Challenge => Restate each of the lines below word for word and drop every picture.

* Start Recorded information *

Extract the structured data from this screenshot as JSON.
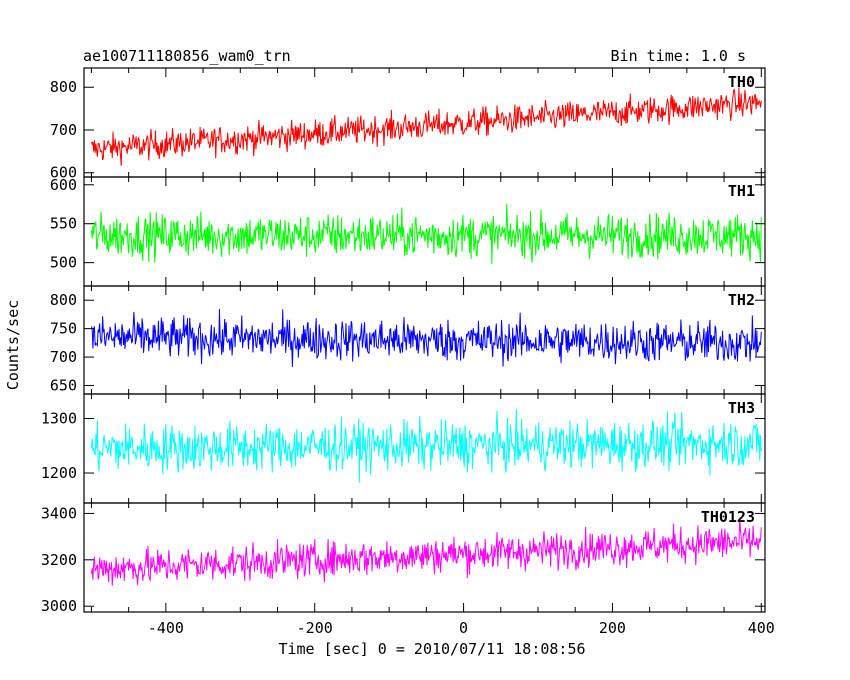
{
  "chart_data": {
    "type": "line",
    "title": "ae100711180856_wam0_trn",
    "bin_time_label": "Bin time: 1.0 s",
    "xlabel": "Time [sec] 0 = 2010/07/11 18:08:56",
    "ylabel": "Counts/sec",
    "xlim": [
      -510,
      405
    ],
    "x_ticks": [
      -400,
      -200,
      0,
      200,
      400
    ],
    "x_step": 1,
    "x_start": -500,
    "x_end": 400,
    "panels": [
      {
        "name": "TH0",
        "color": "#ff0000",
        "ylim": [
          590,
          845
        ],
        "y_ticks": [
          600,
          700,
          800
        ],
        "trend_start": 655,
        "trend_end": 765,
        "noise": 30
      },
      {
        "name": "TH1",
        "color": "#00ff00",
        "ylim": [
          470,
          610
        ],
        "y_ticks": [
          500,
          550,
          600
        ],
        "trend_start": 535,
        "trend_end": 535,
        "noise": 25
      },
      {
        "name": "TH2",
        "color": "#0000ff",
        "ylim": [
          635,
          825
        ],
        "y_ticks": [
          650,
          700,
          750,
          800
        ],
        "trend_start": 735,
        "trend_end": 725,
        "noise": 33
      },
      {
        "name": "TH3",
        "color": "#00ffff",
        "ylim": [
          1145,
          1345
        ],
        "y_ticks": [
          1200,
          1300
        ],
        "trend_start": 1245,
        "trend_end": 1255,
        "noise": 40
      },
      {
        "name": "TH0123",
        "color": "#ff00ff",
        "ylim": [
          2975,
          3445
        ],
        "y_ticks": [
          3000,
          3200,
          3400
        ],
        "trend_start": 3160,
        "trend_end": 3280,
        "noise": 70
      }
    ]
  }
}
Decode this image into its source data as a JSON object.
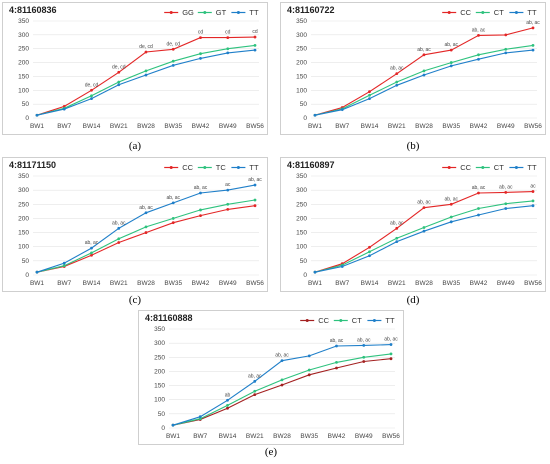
{
  "chart_data": [
    {
      "type": "line",
      "title": "4:81160836",
      "caption": "(a)",
      "categories": [
        "BW1",
        "BW7",
        "BW14",
        "BW21",
        "BW28",
        "BW35",
        "BW42",
        "BW49",
        "BW56"
      ],
      "ylim": [
        0,
        350
      ],
      "yticks": [
        0,
        50,
        100,
        150,
        200,
        250,
        300,
        350
      ],
      "grid": true,
      "legend": "top-right",
      "series": [
        {
          "name": "GG",
          "color": "#e32626",
          "values": [
            10,
            42,
            100,
            165,
            238,
            248,
            290,
            290,
            292
          ]
        },
        {
          "name": "GT",
          "color": "#2ec27e",
          "values": [
            10,
            35,
            80,
            130,
            170,
            205,
            232,
            250,
            262
          ]
        },
        {
          "name": "TT",
          "color": "#1f7fc9",
          "values": [
            10,
            32,
            70,
            120,
            155,
            190,
            215,
            235,
            245
          ]
        }
      ],
      "annotations": [
        "",
        "",
        "de, cd",
        "de, cd",
        "de, cd",
        "de, cd",
        "cd",
        "cd",
        "cd"
      ]
    },
    {
      "type": "line",
      "title": "4:81160722",
      "caption": "(b)",
      "categories": [
        "BW1",
        "BW7",
        "BW14",
        "BW21",
        "BW28",
        "BW35",
        "BW42",
        "BW49",
        "BW56"
      ],
      "ylim": [
        0,
        350
      ],
      "yticks": [
        0,
        50,
        100,
        150,
        200,
        250,
        300,
        350
      ],
      "grid": true,
      "legend": "top-right",
      "series": [
        {
          "name": "CC",
          "color": "#e32626",
          "values": [
            10,
            38,
            95,
            160,
            228,
            245,
            298,
            300,
            325
          ]
        },
        {
          "name": "CT",
          "color": "#2ec27e",
          "values": [
            10,
            33,
            82,
            130,
            170,
            200,
            228,
            248,
            262
          ]
        },
        {
          "name": "TT",
          "color": "#1f7fc9",
          "values": [
            10,
            30,
            70,
            118,
            155,
            188,
            212,
            235,
            245
          ]
        }
      ],
      "annotations": [
        "",
        "",
        "",
        "ab, ac",
        "ab, ac",
        "ab, ac",
        "ab, ac",
        "",
        "ab, ac"
      ]
    },
    {
      "type": "line",
      "title": "4:81171150",
      "caption": "(c)",
      "categories": [
        "BW1",
        "BW7",
        "BW14",
        "BW21",
        "BW28",
        "BW35",
        "BW42",
        "BW49",
        "BW56"
      ],
      "ylim": [
        0,
        350
      ],
      "yticks": [
        0,
        50,
        100,
        150,
        200,
        250,
        300,
        350
      ],
      "grid": true,
      "legend": "top-right",
      "series": [
        {
          "name": "CC",
          "color": "#e32626",
          "values": [
            10,
            30,
            70,
            115,
            150,
            185,
            210,
            232,
            245
          ]
        },
        {
          "name": "TC",
          "color": "#2ec27e",
          "values": [
            10,
            33,
            78,
            128,
            170,
            200,
            230,
            250,
            265
          ]
        },
        {
          "name": "TT",
          "color": "#1f7fc9",
          "values": [
            10,
            42,
            95,
            165,
            220,
            255,
            290,
            300,
            318
          ]
        }
      ],
      "annotations": [
        "",
        "",
        "ab, ac",
        "ab, ac",
        "ab, ac",
        "ab, ac",
        "ab, ac",
        "ac",
        "ab, ac"
      ]
    },
    {
      "type": "line",
      "title": "4:81160897",
      "caption": "(d)",
      "categories": [
        "BW1",
        "BW7",
        "BW14",
        "BW21",
        "BW28",
        "BW35",
        "BW42",
        "BW49",
        "BW56"
      ],
      "ylim": [
        0,
        350
      ],
      "yticks": [
        0,
        50,
        100,
        150,
        200,
        250,
        300,
        350
      ],
      "grid": true,
      "legend": "top-right",
      "series": [
        {
          "name": "CC",
          "color": "#e32626",
          "values": [
            10,
            40,
            98,
            165,
            238,
            250,
            290,
            292,
            295
          ]
        },
        {
          "name": "CT",
          "color": "#2ec27e",
          "values": [
            10,
            35,
            82,
            130,
            168,
            205,
            235,
            252,
            262
          ]
        },
        {
          "name": "TT",
          "color": "#1f7fc9",
          "values": [
            10,
            30,
            68,
            118,
            155,
            188,
            212,
            235,
            245
          ]
        }
      ],
      "annotations": [
        "",
        "",
        "",
        "ab, ac",
        "ab, ac",
        "ab, ac",
        "ab, ac",
        "ab, ac",
        "ac"
      ]
    },
    {
      "type": "line",
      "title": "4:81160888",
      "caption": "(e)",
      "categories": [
        "BW1",
        "BW7",
        "BW14",
        "BW21",
        "BW28",
        "BW35",
        "BW42",
        "BW49",
        "BW56"
      ],
      "ylim": [
        0,
        350
      ],
      "yticks": [
        0,
        50,
        100,
        150,
        200,
        250,
        300,
        350
      ],
      "grid": true,
      "legend": "top-right",
      "series": [
        {
          "name": "CC",
          "color": "#a32020",
          "values": [
            10,
            30,
            70,
            118,
            152,
            188,
            212,
            235,
            245
          ]
        },
        {
          "name": "CT",
          "color": "#2ec27e",
          "values": [
            10,
            33,
            80,
            130,
            170,
            205,
            232,
            250,
            262
          ]
        },
        {
          "name": "TT",
          "color": "#1f7fc9",
          "values": [
            10,
            40,
            98,
            165,
            238,
            255,
            290,
            292,
            295
          ]
        }
      ],
      "annotations": [
        "",
        "",
        "ab",
        "ab, ac",
        "ab, ac",
        "",
        "ab, ac",
        "ab, ac",
        "ab, ac"
      ]
    }
  ]
}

* End Recorded information *

Full solution =>
Extract the structured data from this screenshot as JSON.
{
  "chart_data": {
    "type": "line",
    "title": "ae100711180856_wam0_trn",
    "bin_time_label": "Bin time: 1.0 s",
    "xlabel": "Time [sec] 0 = 2010/07/11 18:08:56",
    "ylabel": "Counts/sec",
    "xlim": [
      -510,
      405
    ],
    "x_ticks": [
      -400,
      -200,
      0,
      200,
      400
    ],
    "x_step": 1,
    "x_start": -500,
    "x_end": 400,
    "panels": [
      {
        "name": "TH0",
        "color": "#ff0000",
        "ylim": [
          590,
          845
        ],
        "y_ticks": [
          600,
          700,
          800
        ],
        "trend_start": 655,
        "trend_end": 765,
        "noise": 30
      },
      {
        "name": "TH1",
        "color": "#00ff00",
        "ylim": [
          470,
          610
        ],
        "y_ticks": [
          500,
          550,
          600
        ],
        "trend_start": 535,
        "trend_end": 535,
        "noise": 25
      },
      {
        "name": "TH2",
        "color": "#0000ff",
        "ylim": [
          635,
          825
        ],
        "y_ticks": [
          650,
          700,
          750,
          800
        ],
        "trend_start": 735,
        "trend_end": 725,
        "noise": 33
      },
      {
        "name": "TH3",
        "color": "#00ffff",
        "ylim": [
          1145,
          1345
        ],
        "y_ticks": [
          1200,
          1300
        ],
        "trend_start": 1245,
        "trend_end": 1255,
        "noise": 40
      },
      {
        "name": "TH0123",
        "color": "#ff00ff",
        "ylim": [
          2975,
          3445
        ],
        "y_ticks": [
          3000,
          3200,
          3400
        ],
        "trend_start": 3160,
        "trend_end": 3280,
        "noise": 70
      }
    ]
  }
}
Decode this image into its source data as a JSON object.
{
  "chart_data": [
    {
      "type": "line",
      "title": "4:81160836",
      "caption": "(a)",
      "categories": [
        "BW1",
        "BW7",
        "BW14",
        "BW21",
        "BW28",
        "BW35",
        "BW42",
        "BW49",
        "BW56"
      ],
      "ylim": [
        0,
        350
      ],
      "yticks": [
        0,
        50,
        100,
        150,
        200,
        250,
        300,
        350
      ],
      "grid": true,
      "legend": "top-right",
      "series": [
        {
          "name": "GG",
          "color": "#e32626",
          "values": [
            10,
            42,
            100,
            165,
            238,
            248,
            290,
            290,
            292
          ]
        },
        {
          "name": "GT",
          "color": "#2ec27e",
          "values": [
            10,
            35,
            80,
            130,
            170,
            205,
            232,
            250,
            262
          ]
        },
        {
          "name": "TT",
          "color": "#1f7fc9",
          "values": [
            10,
            32,
            70,
            120,
            155,
            190,
            215,
            235,
            245
          ]
        }
      ],
      "annotations": [
        "",
        "",
        "de, cd",
        "de, cd",
        "de, cd",
        "de, cd",
        "cd",
        "cd",
        "cd"
      ]
    },
    {
      "type": "line",
      "title": "4:81160722",
      "caption": "(b)",
      "categories": [
        "BW1",
        "BW7",
        "BW14",
        "BW21",
        "BW28",
        "BW35",
        "BW42",
        "BW49",
        "BW56"
      ],
      "ylim": [
        0,
        350
      ],
      "yticks": [
        0,
        50,
        100,
        150,
        200,
        250,
        300,
        350
      ],
      "grid": true,
      "legend": "top-right",
      "series": [
        {
          "name": "CC",
          "color": "#e32626",
          "values": [
            10,
            38,
            95,
            160,
            228,
            245,
            298,
            300,
            325
          ]
        },
        {
          "name": "CT",
          "color": "#2ec27e",
          "values": [
            10,
            33,
            82,
            130,
            170,
            200,
            228,
            248,
            262
          ]
        },
        {
          "name": "TT",
          "color": "#1f7fc9",
          "values": [
            10,
            30,
            70,
            118,
            155,
            188,
            212,
            235,
            245
          ]
        }
      ],
      "annotations": [
        "",
        "",
        "",
        "ab, ac",
        "ab, ac",
        "ab, ac",
        "ab, ac",
        "",
        "ab, ac"
      ]
    },
    {
      "type": "line",
      "title": "4:81171150",
      "caption": "(c)",
      "categories": [
        "BW1",
        "BW7",
        "BW14",
        "BW21",
        "BW28",
        "BW35",
        "BW42",
        "BW49",
        "BW56"
      ],
      "ylim": [
        0,
        350
      ],
      "yticks": [
        0,
        50,
        100,
        150,
        200,
        250,
        300,
        350
      ],
      "grid": true,
      "legend": "top-right",
      "series": [
        {
          "name": "CC",
          "color": "#e32626",
          "values": [
            10,
            30,
            70,
            115,
            150,
            185,
            210,
            232,
            245
          ]
        },
        {
          "name": "TC",
          "color": "#2ec27e",
          "values": [
            10,
            33,
            78,
            128,
            170,
            200,
            230,
            250,
            265
          ]
        },
        {
          "name": "TT",
          "color": "#1f7fc9",
          "values": [
            10,
            42,
            95,
            165,
            220,
            255,
            290,
            300,
            318
          ]
        }
      ],
      "annotations": [
        "",
        "",
        "ab, ac",
        "ab, ac",
        "ab, ac",
        "ab, ac",
        "ab, ac",
        "ac",
        "ab, ac"
      ]
    },
    {
      "type": "line",
      "title": "4:81160897",
      "caption": "(d)",
      "categories": [
        "BW1",
        "BW7",
        "BW14",
        "BW21",
        "BW28",
        "BW35",
        "BW42",
        "BW49",
        "BW56"
      ],
      "ylim": [
        0,
        350
      ],
      "yticks": [
        0,
        50,
        100,
        150,
        200,
        250,
        300,
        350
      ],
      "grid": true,
      "legend": "top-right",
      "series": [
        {
          "name": "CC",
          "color": "#e32626",
          "values": [
            10,
            40,
            98,
            165,
            238,
            250,
            290,
            292,
            295
          ]
        },
        {
          "name": "CT",
          "color": "#2ec27e",
          "values": [
            10,
            35,
            82,
            130,
            168,
            205,
            235,
            252,
            262
          ]
        },
        {
          "name": "TT",
          "color": "#1f7fc9",
          "values": [
            10,
            30,
            68,
            118,
            155,
            188,
            212,
            235,
            245
          ]
        }
      ],
      "annotations": [
        "",
        "",
        "",
        "ab, ac",
        "ab, ac",
        "ab, ac",
        "ab, ac",
        "ab, ac",
        "ac"
      ]
    },
    {
      "type": "line",
      "title": "4:81160888",
      "caption": "(e)",
      "categories": [
        "BW1",
        "BW7",
        "BW14",
        "BW21",
        "BW28",
        "BW35",
        "BW42",
        "BW49",
        "BW56"
      ],
      "ylim": [
        0,
        350
      ],
      "yticks": [
        0,
        50,
        100,
        150,
        200,
        250,
        300,
        350
      ],
      "grid": true,
      "legend": "top-right",
      "series": [
        {
          "name": "CC",
          "color": "#a32020",
          "values": [
            10,
            30,
            70,
            118,
            152,
            188,
            212,
            235,
            245
          ]
        },
        {
          "name": "CT",
          "color": "#2ec27e",
          "values": [
            10,
            33,
            80,
            130,
            170,
            205,
            232,
            250,
            262
          ]
        },
        {
          "name": "TT",
          "color": "#1f7fc9",
          "values": [
            10,
            40,
            98,
            165,
            238,
            255,
            290,
            292,
            295
          ]
        }
      ],
      "annotations": [
        "",
        "",
        "ab",
        "ab, ac",
        "ab, ac",
        "",
        "ab, ac",
        "ab, ac",
        "ab, ac"
      ]
    }
  ]
}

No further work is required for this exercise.